• **Exercise objective**
Copy out the lines below word for word, omitting the picture.

★ ★ ★ ★ ★ ★ ★

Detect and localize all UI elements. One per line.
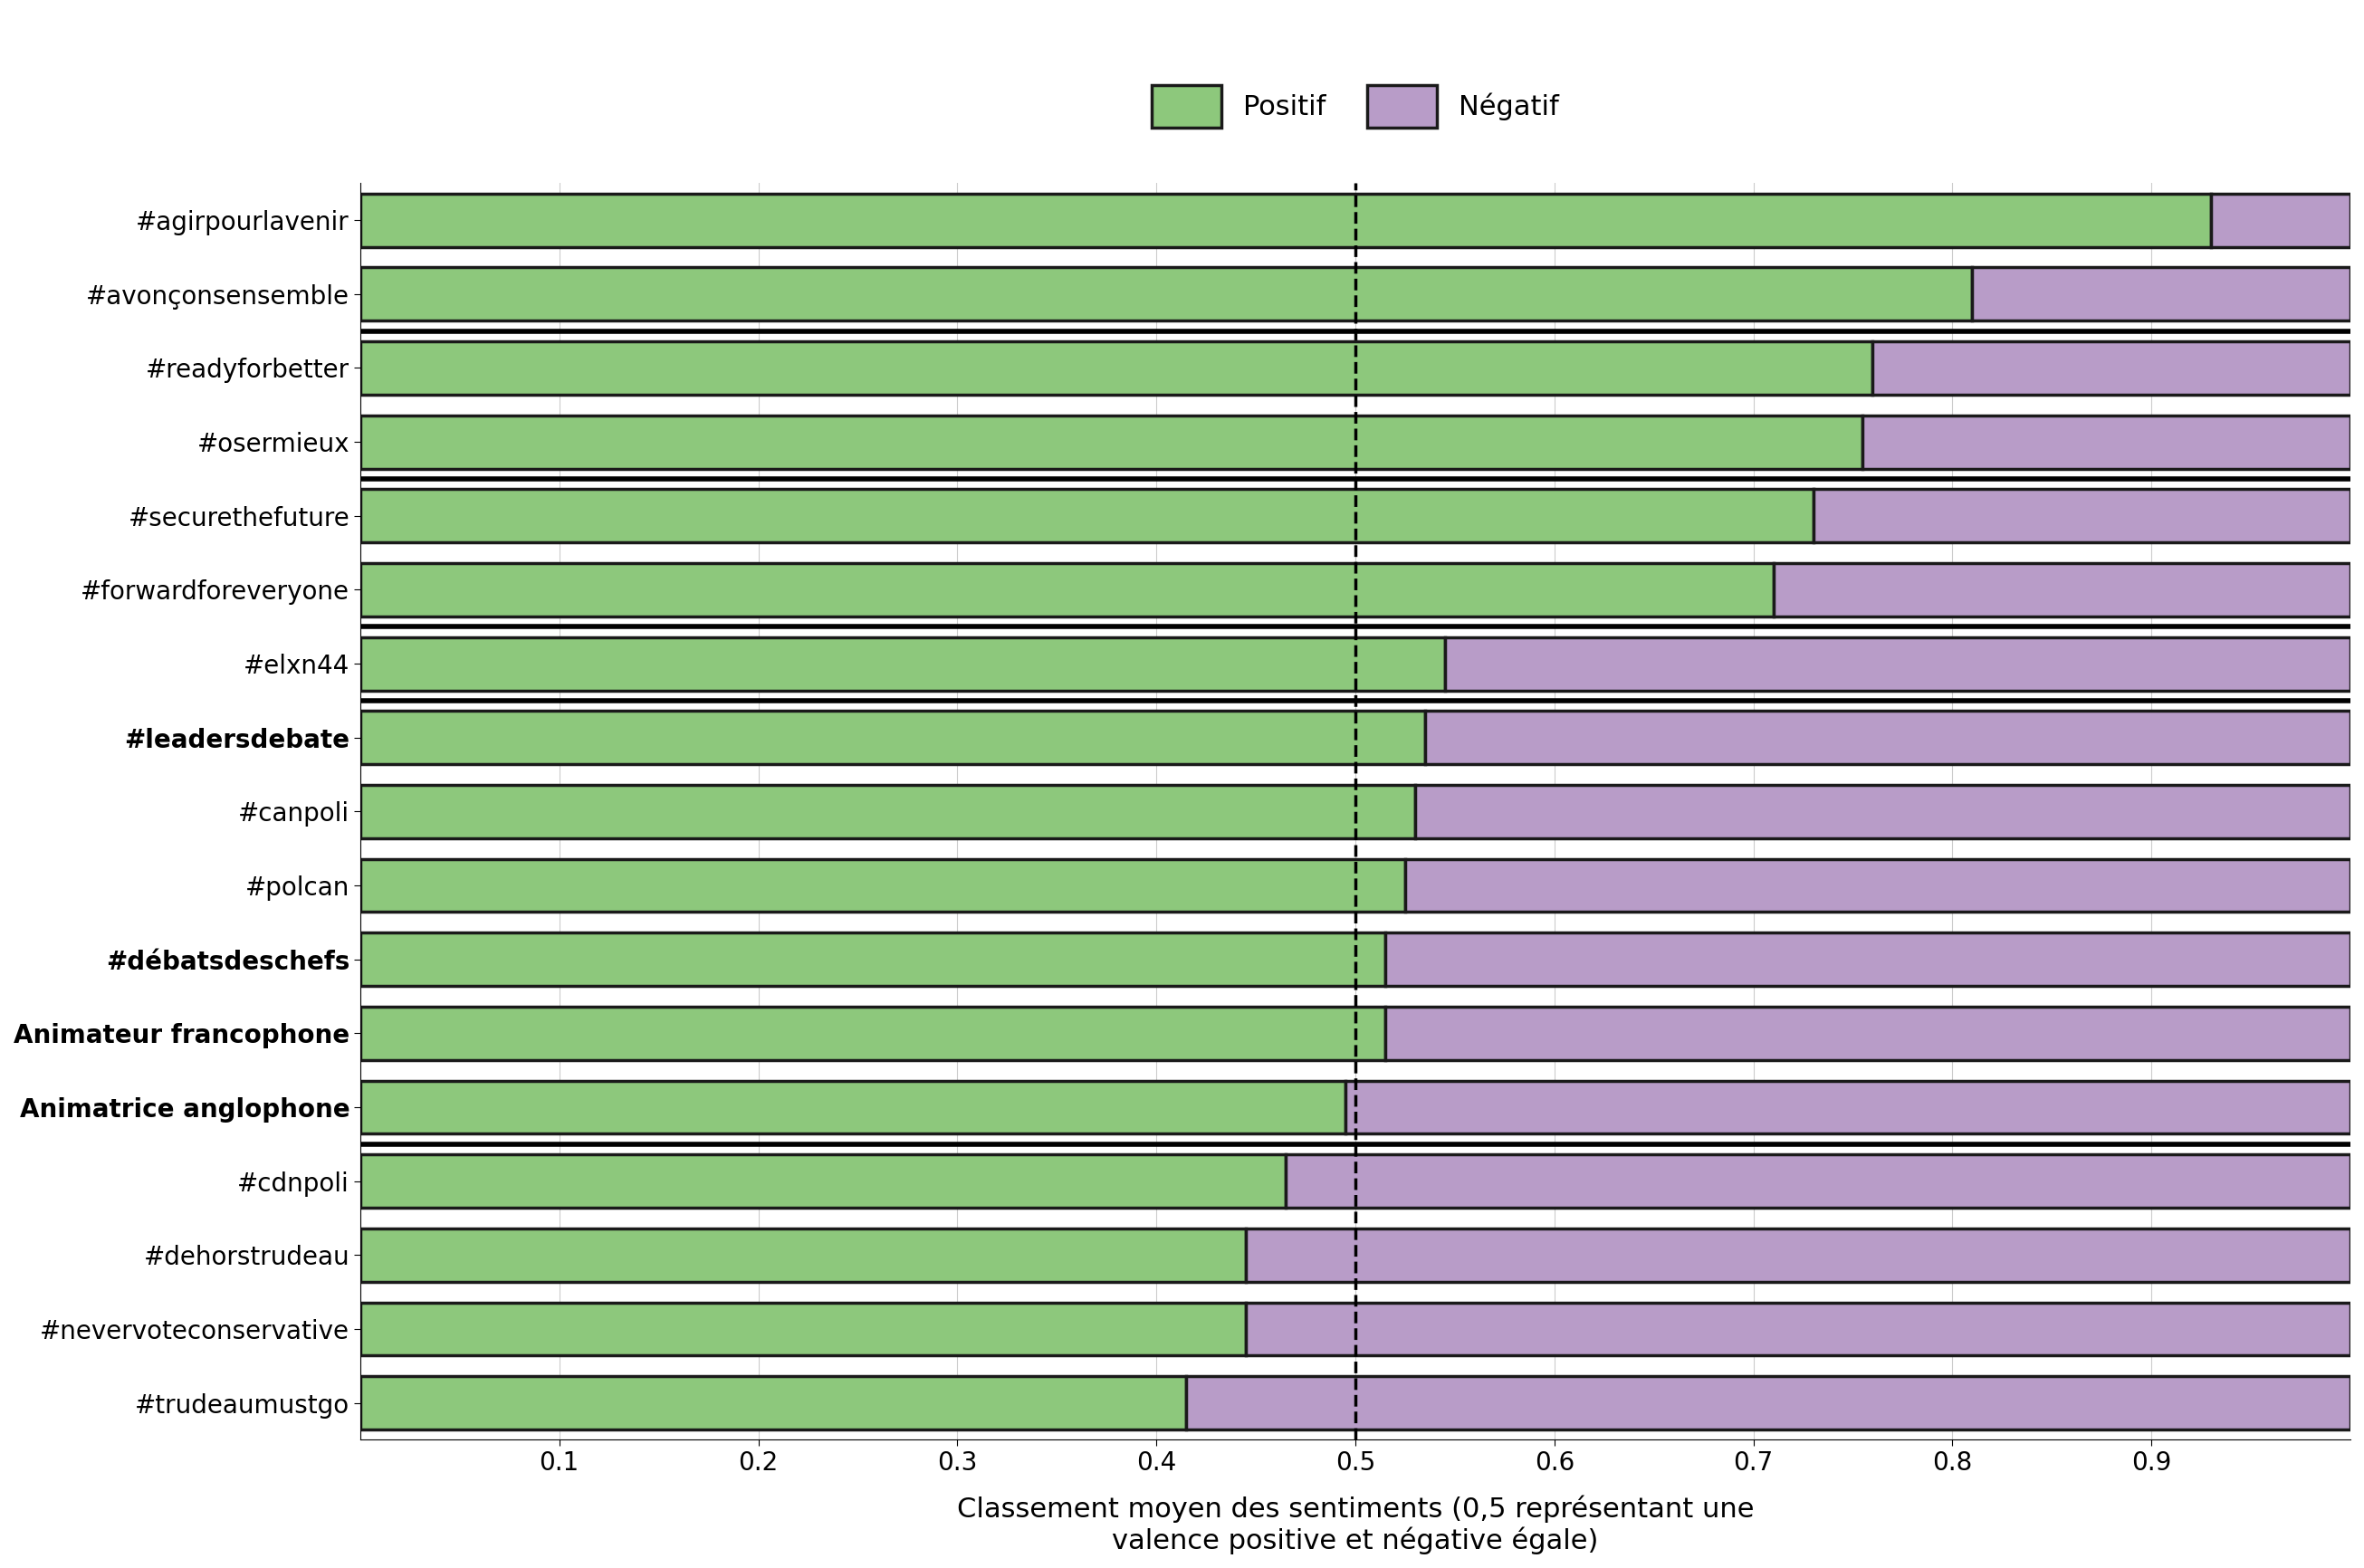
- Bar: [1872, 342, 2350, 395]
- Bar: [1246, 1228, 2350, 1281]
- Bar: [359, 637, 1444, 690]
- Bar: [359, 416, 1863, 469]
- Bar: [1863, 416, 2350, 469]
- Bar: [1286, 1154, 2350, 1207]
- Bar: [359, 489, 1813, 543]
- Bar: [359, 933, 1385, 986]
- Bar: [359, 1377, 1187, 1430]
- Bar: [359, 1228, 1246, 1281]
- Bar: [359, 786, 1416, 839]
- Bar: [359, 1154, 1286, 1207]
- Bar: [1404, 859, 2350, 913]
- Bar: [1345, 1080, 2350, 1134]
- Bar: [359, 859, 1404, 913]
- Bar: [1385, 1007, 2350, 1060]
- Bar: [1444, 637, 2350, 690]
- Bar: [359, 1080, 1345, 1134]
- Bar: [1425, 710, 2350, 764]
- Bar: [359, 710, 1425, 764]
- Bar: [1773, 563, 2350, 616]
- Bar: [1187, 1377, 2350, 1430]
- Bar: [359, 1303, 1246, 1356]
- Bar: [1246, 1303, 2350, 1356]
- Bar: [2210, 193, 2350, 246]
- Bar: [359, 193, 2210, 246]
- Bar: [1385, 933, 2350, 986]
- Legend: Positif, Négatif: Positif, Négatif: [1137, 72, 1572, 141]
- Bar: [1972, 268, 2350, 321]
- Bar: [359, 268, 1972, 321]
- Bar: [359, 563, 1773, 616]
- X-axis label: Classement moyen des sentiments (0,5 représentant une
valence positive et négati: Classement moyen des sentiments (0,5 rep…: [957, 1494, 1754, 1554]
- Bar: [1813, 489, 2350, 543]
- Bar: [359, 342, 1872, 395]
- Bar: [359, 1007, 1385, 1060]
- Bar: [1416, 786, 2350, 839]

★ ★ ★ ★ ★ ★ ★

• **Answer to the exercise**
Detect and localize all UI elements. One per line.
- Bar: [1872, 342, 2350, 395]
- Bar: [1246, 1228, 2350, 1281]
- Bar: [359, 637, 1444, 690]
- Bar: [359, 416, 1863, 469]
- Bar: [1863, 416, 2350, 469]
- Bar: [1286, 1154, 2350, 1207]
- Bar: [359, 489, 1813, 543]
- Bar: [359, 933, 1385, 986]
- Bar: [359, 1377, 1187, 1430]
- Bar: [359, 1228, 1246, 1281]
- Bar: [359, 786, 1416, 839]
- Bar: [359, 1154, 1286, 1207]
- Bar: [1404, 859, 2350, 913]
- Bar: [1345, 1080, 2350, 1134]
- Bar: [359, 859, 1404, 913]
- Bar: [1385, 1007, 2350, 1060]
- Bar: [1444, 637, 2350, 690]
- Bar: [359, 1080, 1345, 1134]
- Bar: [1425, 710, 2350, 764]
- Bar: [359, 710, 1425, 764]
- Bar: [1773, 563, 2350, 616]
- Bar: [1187, 1377, 2350, 1430]
- Bar: [359, 1303, 1246, 1356]
- Bar: [1246, 1303, 2350, 1356]
- Bar: [2210, 193, 2350, 246]
- Bar: [359, 193, 2210, 246]
- Bar: [1385, 933, 2350, 986]
- Legend: Positif, Négatif: Positif, Négatif: [1137, 72, 1572, 141]
- Bar: [1972, 268, 2350, 321]
- Bar: [359, 268, 1972, 321]
- Bar: [359, 563, 1773, 616]
- X-axis label: Classement moyen des sentiments (0,5 représentant une
valence positive et négati: Classement moyen des sentiments (0,5 rep…: [957, 1494, 1754, 1554]
- Bar: [1813, 489, 2350, 543]
- Bar: [359, 342, 1872, 395]
- Bar: [359, 1007, 1385, 1060]
- Bar: [1416, 786, 2350, 839]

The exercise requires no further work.